---- Data provided
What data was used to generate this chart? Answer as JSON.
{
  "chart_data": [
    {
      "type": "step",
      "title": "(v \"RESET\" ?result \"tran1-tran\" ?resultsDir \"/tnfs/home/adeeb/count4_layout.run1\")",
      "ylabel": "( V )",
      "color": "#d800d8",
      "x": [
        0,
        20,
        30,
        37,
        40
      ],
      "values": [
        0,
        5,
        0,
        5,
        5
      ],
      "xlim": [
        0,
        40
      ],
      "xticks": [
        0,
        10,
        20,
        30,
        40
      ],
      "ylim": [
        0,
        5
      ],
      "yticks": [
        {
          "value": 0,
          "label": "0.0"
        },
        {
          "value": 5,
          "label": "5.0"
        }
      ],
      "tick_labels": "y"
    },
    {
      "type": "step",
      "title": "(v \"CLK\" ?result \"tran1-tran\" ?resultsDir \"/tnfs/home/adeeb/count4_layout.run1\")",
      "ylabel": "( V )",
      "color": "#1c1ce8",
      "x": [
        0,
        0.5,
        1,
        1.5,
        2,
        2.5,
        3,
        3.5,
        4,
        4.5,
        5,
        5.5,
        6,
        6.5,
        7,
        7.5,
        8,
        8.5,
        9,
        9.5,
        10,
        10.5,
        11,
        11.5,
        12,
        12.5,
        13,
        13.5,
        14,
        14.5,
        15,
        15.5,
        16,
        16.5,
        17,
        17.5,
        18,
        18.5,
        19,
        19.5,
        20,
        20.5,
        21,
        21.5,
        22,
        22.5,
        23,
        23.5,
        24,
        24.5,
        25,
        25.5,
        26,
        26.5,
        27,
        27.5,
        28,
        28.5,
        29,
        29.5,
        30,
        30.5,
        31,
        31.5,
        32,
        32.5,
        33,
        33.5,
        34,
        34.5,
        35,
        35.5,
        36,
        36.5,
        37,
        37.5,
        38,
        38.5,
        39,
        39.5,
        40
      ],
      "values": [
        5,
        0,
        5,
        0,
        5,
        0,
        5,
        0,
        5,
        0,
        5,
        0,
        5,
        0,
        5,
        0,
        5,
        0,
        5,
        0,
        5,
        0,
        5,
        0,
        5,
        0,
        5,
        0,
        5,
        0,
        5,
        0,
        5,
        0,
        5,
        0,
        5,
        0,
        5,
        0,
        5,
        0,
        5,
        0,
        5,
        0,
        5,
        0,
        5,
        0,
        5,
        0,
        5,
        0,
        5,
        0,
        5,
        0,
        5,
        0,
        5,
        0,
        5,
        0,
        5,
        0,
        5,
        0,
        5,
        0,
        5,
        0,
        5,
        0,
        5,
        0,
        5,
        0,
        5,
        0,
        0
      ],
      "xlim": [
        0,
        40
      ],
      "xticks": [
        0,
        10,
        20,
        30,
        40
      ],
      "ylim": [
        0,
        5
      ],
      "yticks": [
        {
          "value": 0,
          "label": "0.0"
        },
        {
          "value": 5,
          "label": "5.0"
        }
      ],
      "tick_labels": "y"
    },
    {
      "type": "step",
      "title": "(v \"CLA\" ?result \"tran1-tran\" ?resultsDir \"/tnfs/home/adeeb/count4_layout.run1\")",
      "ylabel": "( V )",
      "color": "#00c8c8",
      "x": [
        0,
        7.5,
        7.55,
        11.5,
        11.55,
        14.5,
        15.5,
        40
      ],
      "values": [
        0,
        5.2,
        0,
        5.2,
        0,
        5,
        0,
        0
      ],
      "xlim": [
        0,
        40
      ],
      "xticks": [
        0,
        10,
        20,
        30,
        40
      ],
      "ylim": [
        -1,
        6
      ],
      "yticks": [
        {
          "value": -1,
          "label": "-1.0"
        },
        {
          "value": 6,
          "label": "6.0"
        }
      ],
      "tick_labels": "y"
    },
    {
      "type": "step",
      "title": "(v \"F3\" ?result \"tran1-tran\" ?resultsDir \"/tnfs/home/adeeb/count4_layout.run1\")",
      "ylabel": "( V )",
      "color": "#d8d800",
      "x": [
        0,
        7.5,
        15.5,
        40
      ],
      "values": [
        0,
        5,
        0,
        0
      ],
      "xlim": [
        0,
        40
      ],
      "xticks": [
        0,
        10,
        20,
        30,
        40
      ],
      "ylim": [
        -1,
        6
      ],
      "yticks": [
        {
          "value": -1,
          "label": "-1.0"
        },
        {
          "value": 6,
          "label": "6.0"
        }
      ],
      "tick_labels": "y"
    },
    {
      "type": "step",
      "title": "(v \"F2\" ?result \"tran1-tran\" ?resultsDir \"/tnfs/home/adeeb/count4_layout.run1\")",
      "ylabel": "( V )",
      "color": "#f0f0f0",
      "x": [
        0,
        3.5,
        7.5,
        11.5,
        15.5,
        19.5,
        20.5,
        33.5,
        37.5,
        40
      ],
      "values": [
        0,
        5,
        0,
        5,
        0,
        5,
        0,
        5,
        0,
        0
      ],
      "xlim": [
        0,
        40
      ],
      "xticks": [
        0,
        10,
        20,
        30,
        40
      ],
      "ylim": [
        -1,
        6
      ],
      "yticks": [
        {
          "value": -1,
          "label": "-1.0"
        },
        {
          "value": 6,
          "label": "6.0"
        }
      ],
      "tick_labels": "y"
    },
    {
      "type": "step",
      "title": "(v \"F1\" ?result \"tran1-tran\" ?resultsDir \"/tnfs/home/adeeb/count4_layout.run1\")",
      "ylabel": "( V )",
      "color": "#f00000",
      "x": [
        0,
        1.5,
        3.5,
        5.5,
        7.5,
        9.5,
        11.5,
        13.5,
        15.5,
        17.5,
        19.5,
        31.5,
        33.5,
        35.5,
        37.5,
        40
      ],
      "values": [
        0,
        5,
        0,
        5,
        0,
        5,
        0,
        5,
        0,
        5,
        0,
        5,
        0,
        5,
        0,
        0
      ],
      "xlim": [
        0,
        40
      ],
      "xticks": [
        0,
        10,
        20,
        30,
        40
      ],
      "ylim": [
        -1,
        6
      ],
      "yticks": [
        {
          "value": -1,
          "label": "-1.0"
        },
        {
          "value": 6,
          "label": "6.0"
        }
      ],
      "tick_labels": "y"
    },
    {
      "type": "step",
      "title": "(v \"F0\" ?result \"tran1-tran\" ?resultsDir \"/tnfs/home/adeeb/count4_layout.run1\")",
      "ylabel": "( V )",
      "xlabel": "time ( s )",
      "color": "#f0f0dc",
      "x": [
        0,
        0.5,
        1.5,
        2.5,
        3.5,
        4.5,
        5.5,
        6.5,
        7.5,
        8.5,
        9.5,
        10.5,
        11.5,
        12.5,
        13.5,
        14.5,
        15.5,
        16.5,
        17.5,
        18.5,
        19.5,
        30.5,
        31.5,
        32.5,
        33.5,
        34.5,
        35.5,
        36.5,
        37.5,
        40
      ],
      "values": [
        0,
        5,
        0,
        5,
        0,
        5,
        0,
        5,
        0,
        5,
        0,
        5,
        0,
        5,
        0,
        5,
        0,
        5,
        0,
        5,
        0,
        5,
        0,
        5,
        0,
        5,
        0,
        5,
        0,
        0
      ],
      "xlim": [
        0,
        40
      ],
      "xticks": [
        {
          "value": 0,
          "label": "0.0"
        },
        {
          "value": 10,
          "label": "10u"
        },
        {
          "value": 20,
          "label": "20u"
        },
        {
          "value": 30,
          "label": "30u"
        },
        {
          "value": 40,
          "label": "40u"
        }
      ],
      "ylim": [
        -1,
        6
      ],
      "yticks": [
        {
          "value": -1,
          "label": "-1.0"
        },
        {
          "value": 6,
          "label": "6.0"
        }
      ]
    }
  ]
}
--------
▶ _Given exercise_
Track down every line with the word "color" and copy it.

▶ _The completed task_
      "color": "#d800d8",
      "color": "#1c1ce8",
      "color": "#00c8c8",
      "color": "#d8d800",
      "color": "#f0f0f0",
      "color": "#f00000",
      "color": "#f0f0dc",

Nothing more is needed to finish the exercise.